* START *
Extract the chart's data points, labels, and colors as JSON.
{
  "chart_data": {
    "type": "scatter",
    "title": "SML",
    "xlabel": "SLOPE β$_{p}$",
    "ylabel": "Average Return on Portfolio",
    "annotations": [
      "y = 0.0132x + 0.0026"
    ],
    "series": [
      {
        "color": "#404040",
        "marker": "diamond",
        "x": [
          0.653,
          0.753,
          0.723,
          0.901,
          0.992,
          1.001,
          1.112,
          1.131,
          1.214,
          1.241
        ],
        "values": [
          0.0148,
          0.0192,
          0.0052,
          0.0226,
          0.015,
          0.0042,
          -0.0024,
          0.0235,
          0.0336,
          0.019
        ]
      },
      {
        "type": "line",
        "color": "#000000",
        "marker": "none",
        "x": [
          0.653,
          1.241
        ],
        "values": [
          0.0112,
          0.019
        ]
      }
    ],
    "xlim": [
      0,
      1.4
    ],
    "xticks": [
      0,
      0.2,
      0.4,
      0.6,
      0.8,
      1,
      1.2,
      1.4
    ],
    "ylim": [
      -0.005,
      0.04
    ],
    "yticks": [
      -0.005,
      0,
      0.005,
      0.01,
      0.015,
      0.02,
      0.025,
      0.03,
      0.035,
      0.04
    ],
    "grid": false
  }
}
* END *
> _Exercise task_
Your task is to print the whole listing again exactly.

> _Complete answer_
Extract the chart's data points, labels, and colors as JSON.
{
  "chart_data": {
    "type": "scatter",
    "title": "SML",
    "xlabel": "SLOPE β$_{p}$",
    "ylabel": "Average Return on Portfolio",
    "annotations": [
      "y = 0.0132x + 0.0026"
    ],
    "series": [
      {
        "color": "#404040",
        "marker": "diamond",
        "x": [
          0.653,
          0.753,
          0.723,
          0.901,
          0.992,
          1.001,
          1.112,
          1.131,
          1.214,
          1.241
        ],
        "values": [
          0.0148,
          0.0192,
          0.0052,
          0.0226,
          0.015,
          0.0042,
          -0.0024,
          0.0235,
          0.0336,
          0.019
        ]
      },
      {
        "type": "line",
        "color": "#000000",
        "marker": "none",
        "x": [
          0.653,
          1.241
        ],
        "values": [
          0.0112,
          0.019
        ]
      }
    ],
    "xlim": [
      0,
      1.4
    ],
    "xticks": [
      0,
      0.2,
      0.4,
      0.6,
      0.8,
      1,
      1.2,
      1.4
    ],
    "ylim": [
      -0.005,
      0.04
    ],
    "yticks": [
      -0.005,
      0,
      0.005,
      0.01,
      0.015,
      0.02,
      0.025,
      0.03,
      0.035,
      0.04
    ],
    "grid": false
  }
}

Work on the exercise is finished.